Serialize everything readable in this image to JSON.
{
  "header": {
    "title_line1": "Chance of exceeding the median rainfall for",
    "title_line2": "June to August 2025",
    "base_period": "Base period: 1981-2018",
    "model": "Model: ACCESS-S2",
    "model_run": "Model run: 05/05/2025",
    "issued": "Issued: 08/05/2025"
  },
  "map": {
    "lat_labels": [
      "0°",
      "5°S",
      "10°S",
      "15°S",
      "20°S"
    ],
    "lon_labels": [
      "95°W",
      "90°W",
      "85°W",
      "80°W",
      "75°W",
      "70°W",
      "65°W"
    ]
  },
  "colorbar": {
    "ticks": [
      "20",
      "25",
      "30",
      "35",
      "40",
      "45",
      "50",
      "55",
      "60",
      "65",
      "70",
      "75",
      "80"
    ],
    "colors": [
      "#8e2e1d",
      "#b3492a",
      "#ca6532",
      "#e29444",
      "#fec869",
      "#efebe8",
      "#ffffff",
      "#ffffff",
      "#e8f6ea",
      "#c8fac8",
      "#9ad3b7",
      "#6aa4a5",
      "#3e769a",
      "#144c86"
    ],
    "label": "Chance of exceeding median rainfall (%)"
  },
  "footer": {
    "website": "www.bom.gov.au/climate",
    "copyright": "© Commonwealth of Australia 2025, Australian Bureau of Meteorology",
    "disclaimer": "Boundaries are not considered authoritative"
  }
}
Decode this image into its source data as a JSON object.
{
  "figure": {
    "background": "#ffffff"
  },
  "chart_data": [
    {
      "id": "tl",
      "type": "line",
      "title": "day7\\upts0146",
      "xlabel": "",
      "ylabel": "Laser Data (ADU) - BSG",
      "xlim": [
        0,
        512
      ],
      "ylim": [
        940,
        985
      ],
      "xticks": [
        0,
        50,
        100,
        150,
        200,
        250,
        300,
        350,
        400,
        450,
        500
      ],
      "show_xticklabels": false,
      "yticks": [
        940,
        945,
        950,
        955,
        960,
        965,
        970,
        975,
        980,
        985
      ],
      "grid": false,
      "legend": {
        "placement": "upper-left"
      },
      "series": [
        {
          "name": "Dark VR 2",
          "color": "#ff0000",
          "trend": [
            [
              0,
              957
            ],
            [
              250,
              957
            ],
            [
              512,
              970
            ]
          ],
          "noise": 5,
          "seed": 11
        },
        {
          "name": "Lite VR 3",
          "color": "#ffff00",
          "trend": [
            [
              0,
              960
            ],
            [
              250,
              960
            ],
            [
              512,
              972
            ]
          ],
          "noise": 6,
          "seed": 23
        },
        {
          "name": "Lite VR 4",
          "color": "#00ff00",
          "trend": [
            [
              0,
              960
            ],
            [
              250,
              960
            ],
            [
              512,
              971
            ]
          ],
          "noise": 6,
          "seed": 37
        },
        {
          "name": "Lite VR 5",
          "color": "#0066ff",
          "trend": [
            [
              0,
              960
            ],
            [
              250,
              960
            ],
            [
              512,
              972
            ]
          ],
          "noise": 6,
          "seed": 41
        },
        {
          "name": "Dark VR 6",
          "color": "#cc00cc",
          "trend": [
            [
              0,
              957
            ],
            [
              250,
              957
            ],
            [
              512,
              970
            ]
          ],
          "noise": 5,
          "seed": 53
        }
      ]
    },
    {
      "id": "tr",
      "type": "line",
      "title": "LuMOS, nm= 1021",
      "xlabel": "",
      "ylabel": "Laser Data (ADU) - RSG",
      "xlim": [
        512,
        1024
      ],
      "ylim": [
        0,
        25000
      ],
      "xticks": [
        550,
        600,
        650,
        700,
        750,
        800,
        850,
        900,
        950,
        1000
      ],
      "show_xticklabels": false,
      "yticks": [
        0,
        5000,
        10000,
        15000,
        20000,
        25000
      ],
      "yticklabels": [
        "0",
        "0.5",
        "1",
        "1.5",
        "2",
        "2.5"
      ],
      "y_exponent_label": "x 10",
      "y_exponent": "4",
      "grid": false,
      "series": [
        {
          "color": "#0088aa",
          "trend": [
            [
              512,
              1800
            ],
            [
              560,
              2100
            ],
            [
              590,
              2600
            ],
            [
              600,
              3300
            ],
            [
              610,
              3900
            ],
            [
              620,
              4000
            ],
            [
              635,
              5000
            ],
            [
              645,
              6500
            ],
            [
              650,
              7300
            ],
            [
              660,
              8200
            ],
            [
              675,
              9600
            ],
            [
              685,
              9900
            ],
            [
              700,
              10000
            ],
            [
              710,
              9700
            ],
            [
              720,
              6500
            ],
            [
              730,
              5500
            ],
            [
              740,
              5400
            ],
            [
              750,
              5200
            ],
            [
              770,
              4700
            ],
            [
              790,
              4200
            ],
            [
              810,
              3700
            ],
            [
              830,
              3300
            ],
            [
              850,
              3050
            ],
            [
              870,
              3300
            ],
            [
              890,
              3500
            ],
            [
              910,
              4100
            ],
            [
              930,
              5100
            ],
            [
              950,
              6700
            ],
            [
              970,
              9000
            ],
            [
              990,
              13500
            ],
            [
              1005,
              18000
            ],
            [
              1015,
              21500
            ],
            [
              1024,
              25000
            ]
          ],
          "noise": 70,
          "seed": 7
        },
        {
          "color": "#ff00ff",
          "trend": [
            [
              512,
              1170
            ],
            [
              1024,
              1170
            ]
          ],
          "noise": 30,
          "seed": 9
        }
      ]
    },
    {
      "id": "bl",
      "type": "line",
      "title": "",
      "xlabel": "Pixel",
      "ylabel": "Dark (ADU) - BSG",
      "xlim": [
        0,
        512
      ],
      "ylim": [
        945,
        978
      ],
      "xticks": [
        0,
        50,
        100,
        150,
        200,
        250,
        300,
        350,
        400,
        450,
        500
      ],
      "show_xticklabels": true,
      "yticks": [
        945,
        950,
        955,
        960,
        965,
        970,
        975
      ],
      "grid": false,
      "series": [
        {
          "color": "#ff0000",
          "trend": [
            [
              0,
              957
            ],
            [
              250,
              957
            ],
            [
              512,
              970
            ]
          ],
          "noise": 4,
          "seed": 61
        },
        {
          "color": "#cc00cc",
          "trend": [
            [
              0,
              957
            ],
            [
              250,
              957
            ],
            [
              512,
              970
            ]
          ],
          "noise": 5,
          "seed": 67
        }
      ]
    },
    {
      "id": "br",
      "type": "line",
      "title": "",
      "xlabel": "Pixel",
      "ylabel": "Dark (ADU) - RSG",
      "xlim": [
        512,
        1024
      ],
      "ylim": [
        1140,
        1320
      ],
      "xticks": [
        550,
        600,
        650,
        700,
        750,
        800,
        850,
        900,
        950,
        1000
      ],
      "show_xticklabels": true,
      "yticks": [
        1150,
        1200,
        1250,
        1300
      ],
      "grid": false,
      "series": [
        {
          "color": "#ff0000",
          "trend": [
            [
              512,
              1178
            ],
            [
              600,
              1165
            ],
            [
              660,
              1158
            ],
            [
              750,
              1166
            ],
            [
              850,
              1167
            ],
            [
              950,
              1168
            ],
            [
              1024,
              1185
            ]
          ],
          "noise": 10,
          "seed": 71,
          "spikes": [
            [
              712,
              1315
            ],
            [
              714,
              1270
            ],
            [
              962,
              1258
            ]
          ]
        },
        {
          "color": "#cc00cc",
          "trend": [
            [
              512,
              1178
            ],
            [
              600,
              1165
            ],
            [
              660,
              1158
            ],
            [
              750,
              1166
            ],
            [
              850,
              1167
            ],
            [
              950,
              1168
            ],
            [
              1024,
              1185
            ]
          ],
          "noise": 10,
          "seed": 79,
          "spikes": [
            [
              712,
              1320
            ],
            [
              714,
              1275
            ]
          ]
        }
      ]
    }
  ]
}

» PROBLEM REQUIREMENTS
Type the whole listing again, unaltered.

» FINAL RESULT
Serialize everything readable in this image to JSON.
{
  "header": {
    "title_line1": "Chance of exceeding the median rainfall for",
    "title_line2": "June to August 2025",
    "base_period": "Base period: 1981-2018",
    "model": "Model: ACCESS-S2",
    "model_run": "Model run: 05/05/2025",
    "issued": "Issued: 08/05/2025"
  },
  "map": {
    "lat_labels": [
      "0°",
      "5°S",
      "10°S",
      "15°S",
      "20°S"
    ],
    "lon_labels": [
      "95°W",
      "90°W",
      "85°W",
      "80°W",
      "75°W",
      "70°W",
      "65°W"
    ]
  },
  "colorbar": {
    "ticks": [
      "20",
      "25",
      "30",
      "35",
      "40",
      "45",
      "50",
      "55",
      "60",
      "65",
      "70",
      "75",
      "80"
    ],
    "colors": [
      "#8e2e1d",
      "#b3492a",
      "#ca6532",
      "#e29444",
      "#fec869",
      "#efebe8",
      "#ffffff",
      "#ffffff",
      "#e8f6ea",
      "#c8fac8",
      "#9ad3b7",
      "#6aa4a5",
      "#3e769a",
      "#144c86"
    ],
    "label": "Chance of exceeding median rainfall (%)"
  },
  "footer": {
    "website": "www.bom.gov.au/climate",
    "copyright": "© Commonwealth of Australia 2025, Australian Bureau of Meteorology",
    "disclaimer": "Boundaries are not considered authoritative"
  }
}
Decode this image into its source data as a JSON object.
{
  "figure": {
    "background": "#ffffff"
  },
  "chart_data": [
    {
      "id": "tl",
      "type": "line",
      "title": "day7\\upts0146",
      "xlabel": "",
      "ylabel": "Laser Data (ADU) - BSG",
      "xlim": [
        0,
        512
      ],
      "ylim": [
        940,
        985
      ],
      "xticks": [
        0,
        50,
        100,
        150,
        200,
        250,
        300,
        350,
        400,
        450,
        500
      ],
      "show_xticklabels": false,
      "yticks": [
        940,
        945,
        950,
        955,
        960,
        965,
        970,
        975,
        980,
        985
      ],
      "grid": false,
      "legend": {
        "placement": "upper-left"
      },
      "series": [
        {
          "name": "Dark VR 2",
          "color": "#ff0000",
          "trend": [
            [
              0,
              957
            ],
            [
              250,
              957
            ],
            [
              512,
              970
            ]
          ],
          "noise": 5,
          "seed": 11
        },
        {
          "name": "Lite VR 3",
          "color": "#ffff00",
          "trend": [
            [
              0,
              960
            ],
            [
              250,
              960
            ],
            [
              512,
              972
            ]
          ],
          "noise": 6,
          "seed": 23
        },
        {
          "name": "Lite VR 4",
          "color": "#00ff00",
          "trend": [
            [
              0,
              960
            ],
            [
              250,
              960
            ],
            [
              512,
              971
            ]
          ],
          "noise": 6,
          "seed": 37
        },
        {
          "name": "Lite VR 5",
          "color": "#0066ff",
          "trend": [
            [
              0,
              960
            ],
            [
              250,
              960
            ],
            [
              512,
              972
            ]
          ],
          "noise": 6,
          "seed": 41
        },
        {
          "name": "Dark VR 6",
          "color": "#cc00cc",
          "trend": [
            [
              0,
              957
            ],
            [
              250,
              957
            ],
            [
              512,
              970
            ]
          ],
          "noise": 5,
          "seed": 53
        }
      ]
    },
    {
      "id": "tr",
      "type": "line",
      "title": "LuMOS, nm= 1021",
      "xlabel": "",
      "ylabel": "Laser Data (ADU) - RSG",
      "xlim": [
        512,
        1024
      ],
      "ylim": [
        0,
        25000
      ],
      "xticks": [
        550,
        600,
        650,
        700,
        750,
        800,
        850,
        900,
        950,
        1000
      ],
      "show_xticklabels": false,
      "yticks": [
        0,
        5000,
        10000,
        15000,
        20000,
        25000
      ],
      "yticklabels": [
        "0",
        "0.5",
        "1",
        "1.5",
        "2",
        "2.5"
      ],
      "y_exponent_label": "x 10",
      "y_exponent": "4",
      "grid": false,
      "series": [
        {
          "color": "#0088aa",
          "trend": [
            [
              512,
              1800
            ],
            [
              560,
              2100
            ],
            [
              590,
              2600
            ],
            [
              600,
              3300
            ],
            [
              610,
              3900
            ],
            [
              620,
              4000
            ],
            [
              635,
              5000
            ],
            [
              645,
              6500
            ],
            [
              650,
              7300
            ],
            [
              660,
              8200
            ],
            [
              675,
              9600
            ],
            [
              685,
              9900
            ],
            [
              700,
              10000
            ],
            [
              710,
              9700
            ],
            [
              720,
              6500
            ],
            [
              730,
              5500
            ],
            [
              740,
              5400
            ],
            [
              750,
              5200
            ],
            [
              770,
              4700
            ],
            [
              790,
              4200
            ],
            [
              810,
              3700
            ],
            [
              830,
              3300
            ],
            [
              850,
              3050
            ],
            [
              870,
              3300
            ],
            [
              890,
              3500
            ],
            [
              910,
              4100
            ],
            [
              930,
              5100
            ],
            [
              950,
              6700
            ],
            [
              970,
              9000
            ],
            [
              990,
              13500
            ],
            [
              1005,
              18000
            ],
            [
              1015,
              21500
            ],
            [
              1024,
              25000
            ]
          ],
          "noise": 70,
          "seed": 7
        },
        {
          "color": "#ff00ff",
          "trend": [
            [
              512,
              1170
            ],
            [
              1024,
              1170
            ]
          ],
          "noise": 30,
          "seed": 9
        }
      ]
    },
    {
      "id": "bl",
      "type": "line",
      "title": "",
      "xlabel": "Pixel",
      "ylabel": "Dark (ADU) - BSG",
      "xlim": [
        0,
        512
      ],
      "ylim": [
        945,
        978
      ],
      "xticks": [
        0,
        50,
        100,
        150,
        200,
        250,
        300,
        350,
        400,
        450,
        500
      ],
      "show_xticklabels": true,
      "yticks": [
        945,
        950,
        955,
        960,
        965,
        970,
        975
      ],
      "grid": false,
      "series": [
        {
          "color": "#ff0000",
          "trend": [
            [
              0,
              957
            ],
            [
              250,
              957
            ],
            [
              512,
              970
            ]
          ],
          "noise": 4,
          "seed": 61
        },
        {
          "color": "#cc00cc",
          "trend": [
            [
              0,
              957
            ],
            [
              250,
              957
            ],
            [
              512,
              970
            ]
          ],
          "noise": 5,
          "seed": 67
        }
      ]
    },
    {
      "id": "br",
      "type": "line",
      "title": "",
      "xlabel": "Pixel",
      "ylabel": "Dark (ADU) - RSG",
      "xlim": [
        512,
        1024
      ],
      "ylim": [
        1140,
        1320
      ],
      "xticks": [
        550,
        600,
        650,
        700,
        750,
        800,
        850,
        900,
        950,
        1000
      ],
      "show_xticklabels": true,
      "yticks": [
        1150,
        1200,
        1250,
        1300
      ],
      "grid": false,
      "series": [
        {
          "color": "#ff0000",
          "trend": [
            [
              512,
              1178
            ],
            [
              600,
              1165
            ],
            [
              660,
              1158
            ],
            [
              750,
              1166
            ],
            [
              850,
              1167
            ],
            [
              950,
              1168
            ],
            [
              1024,
              1185
            ]
          ],
          "noise": 10,
          "seed": 71,
          "spikes": [
            [
              712,
              1315
            ],
            [
              714,
              1270
            ],
            [
              962,
              1258
            ]
          ]
        },
        {
          "color": "#cc00cc",
          "trend": [
            [
              512,
              1178
            ],
            [
              600,
              1165
            ],
            [
              660,
              1158
            ],
            [
              750,
              1166
            ],
            [
              850,
              1167
            ],
            [
              950,
              1168
            ],
            [
              1024,
              1185
            ]
          ],
          "noise": 10,
          "seed": 79,
          "spikes": [
            [
              712,
              1320
            ],
            [
              714,
              1275
            ]
          ]
        }
      ]
    }
  ]
}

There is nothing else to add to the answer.